§ Data rows:
· · ·

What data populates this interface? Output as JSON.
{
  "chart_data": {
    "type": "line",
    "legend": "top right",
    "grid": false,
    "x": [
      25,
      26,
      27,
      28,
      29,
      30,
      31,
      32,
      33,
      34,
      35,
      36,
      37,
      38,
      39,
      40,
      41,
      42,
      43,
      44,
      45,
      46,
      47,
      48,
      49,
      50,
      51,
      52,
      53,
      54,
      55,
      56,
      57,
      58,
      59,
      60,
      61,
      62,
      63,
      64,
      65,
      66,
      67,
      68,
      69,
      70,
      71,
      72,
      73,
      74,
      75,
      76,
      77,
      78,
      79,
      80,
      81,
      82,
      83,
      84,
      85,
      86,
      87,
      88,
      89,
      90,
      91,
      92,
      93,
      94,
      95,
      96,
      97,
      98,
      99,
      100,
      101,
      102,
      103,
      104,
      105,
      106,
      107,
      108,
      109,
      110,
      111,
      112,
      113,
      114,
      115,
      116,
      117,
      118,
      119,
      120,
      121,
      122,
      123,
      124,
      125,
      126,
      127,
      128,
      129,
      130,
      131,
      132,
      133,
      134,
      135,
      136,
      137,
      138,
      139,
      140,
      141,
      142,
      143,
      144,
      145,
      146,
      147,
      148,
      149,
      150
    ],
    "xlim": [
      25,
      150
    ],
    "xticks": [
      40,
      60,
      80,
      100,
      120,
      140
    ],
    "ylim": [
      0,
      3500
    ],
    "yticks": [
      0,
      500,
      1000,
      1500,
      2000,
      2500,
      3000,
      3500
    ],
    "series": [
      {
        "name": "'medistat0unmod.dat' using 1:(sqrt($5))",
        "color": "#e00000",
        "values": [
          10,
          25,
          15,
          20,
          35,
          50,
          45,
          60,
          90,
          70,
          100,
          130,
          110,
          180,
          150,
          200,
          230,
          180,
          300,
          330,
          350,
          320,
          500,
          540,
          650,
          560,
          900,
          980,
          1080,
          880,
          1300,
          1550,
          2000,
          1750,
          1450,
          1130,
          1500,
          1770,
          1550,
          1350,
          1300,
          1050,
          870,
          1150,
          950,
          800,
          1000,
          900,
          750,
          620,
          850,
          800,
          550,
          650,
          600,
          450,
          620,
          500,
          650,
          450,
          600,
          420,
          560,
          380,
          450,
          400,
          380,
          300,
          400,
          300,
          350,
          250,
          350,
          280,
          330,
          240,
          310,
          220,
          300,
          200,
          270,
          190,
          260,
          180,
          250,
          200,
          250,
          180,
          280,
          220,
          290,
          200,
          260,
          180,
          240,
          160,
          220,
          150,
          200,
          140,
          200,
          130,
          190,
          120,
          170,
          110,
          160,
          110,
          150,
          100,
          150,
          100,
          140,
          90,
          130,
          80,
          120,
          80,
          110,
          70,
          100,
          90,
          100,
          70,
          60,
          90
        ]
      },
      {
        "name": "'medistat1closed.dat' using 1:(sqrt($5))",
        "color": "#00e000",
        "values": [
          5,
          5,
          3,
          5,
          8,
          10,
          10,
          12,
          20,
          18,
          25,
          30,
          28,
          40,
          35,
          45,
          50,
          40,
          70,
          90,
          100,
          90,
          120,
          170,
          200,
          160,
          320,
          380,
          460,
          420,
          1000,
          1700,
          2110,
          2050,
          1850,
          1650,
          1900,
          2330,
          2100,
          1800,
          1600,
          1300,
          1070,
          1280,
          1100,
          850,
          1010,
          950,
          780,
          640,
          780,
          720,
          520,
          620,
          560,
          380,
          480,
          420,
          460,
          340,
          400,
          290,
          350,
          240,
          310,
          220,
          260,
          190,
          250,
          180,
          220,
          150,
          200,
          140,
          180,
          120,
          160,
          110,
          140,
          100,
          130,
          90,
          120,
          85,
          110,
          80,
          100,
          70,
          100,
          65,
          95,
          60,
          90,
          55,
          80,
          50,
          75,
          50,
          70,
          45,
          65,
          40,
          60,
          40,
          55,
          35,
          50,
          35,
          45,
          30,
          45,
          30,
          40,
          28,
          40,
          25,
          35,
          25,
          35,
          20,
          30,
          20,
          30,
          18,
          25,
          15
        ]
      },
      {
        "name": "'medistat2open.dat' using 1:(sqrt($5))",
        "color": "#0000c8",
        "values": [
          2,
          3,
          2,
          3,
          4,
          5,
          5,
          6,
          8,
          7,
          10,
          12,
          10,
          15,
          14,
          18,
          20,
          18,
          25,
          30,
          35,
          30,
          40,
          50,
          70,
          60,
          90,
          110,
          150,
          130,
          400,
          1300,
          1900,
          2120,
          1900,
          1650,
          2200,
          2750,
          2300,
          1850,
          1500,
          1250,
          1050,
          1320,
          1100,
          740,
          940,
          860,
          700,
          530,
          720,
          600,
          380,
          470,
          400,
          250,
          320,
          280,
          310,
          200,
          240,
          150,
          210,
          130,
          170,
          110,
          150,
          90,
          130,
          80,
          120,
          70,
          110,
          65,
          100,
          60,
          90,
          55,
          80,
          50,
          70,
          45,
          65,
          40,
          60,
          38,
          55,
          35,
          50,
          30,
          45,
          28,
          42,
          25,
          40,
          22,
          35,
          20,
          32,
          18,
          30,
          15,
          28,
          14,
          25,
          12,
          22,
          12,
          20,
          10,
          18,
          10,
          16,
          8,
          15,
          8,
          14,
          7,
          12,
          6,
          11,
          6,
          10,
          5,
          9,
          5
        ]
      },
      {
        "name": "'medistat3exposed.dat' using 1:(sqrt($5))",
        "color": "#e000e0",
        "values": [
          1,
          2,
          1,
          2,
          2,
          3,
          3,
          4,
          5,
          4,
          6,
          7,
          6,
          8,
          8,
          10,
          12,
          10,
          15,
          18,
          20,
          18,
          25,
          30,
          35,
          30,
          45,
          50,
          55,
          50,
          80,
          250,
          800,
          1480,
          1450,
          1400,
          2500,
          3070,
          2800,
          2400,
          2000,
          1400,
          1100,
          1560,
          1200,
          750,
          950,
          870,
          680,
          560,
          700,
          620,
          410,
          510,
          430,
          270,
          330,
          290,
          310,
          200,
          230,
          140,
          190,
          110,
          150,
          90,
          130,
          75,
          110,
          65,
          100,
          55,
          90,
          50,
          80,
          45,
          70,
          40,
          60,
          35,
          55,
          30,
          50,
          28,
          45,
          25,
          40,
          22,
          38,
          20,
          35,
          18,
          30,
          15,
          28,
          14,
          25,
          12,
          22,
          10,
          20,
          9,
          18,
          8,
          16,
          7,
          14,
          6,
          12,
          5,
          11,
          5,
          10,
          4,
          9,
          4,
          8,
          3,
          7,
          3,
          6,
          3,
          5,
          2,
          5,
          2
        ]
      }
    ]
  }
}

· · ·

§ What the exercise asks: Extract from the material all lines containing the string "using".

§ Written reply:
        "name": "'medistat0unmod.dat' using 1:(sqrt($5))",
        "name": "'medistat1closed.dat' using 1:(sqrt($5))",
        "name": "'medistat2open.dat' using 1:(sqrt($5))",
        "name": "'medistat3exposed.dat' using 1:(sqrt($5))",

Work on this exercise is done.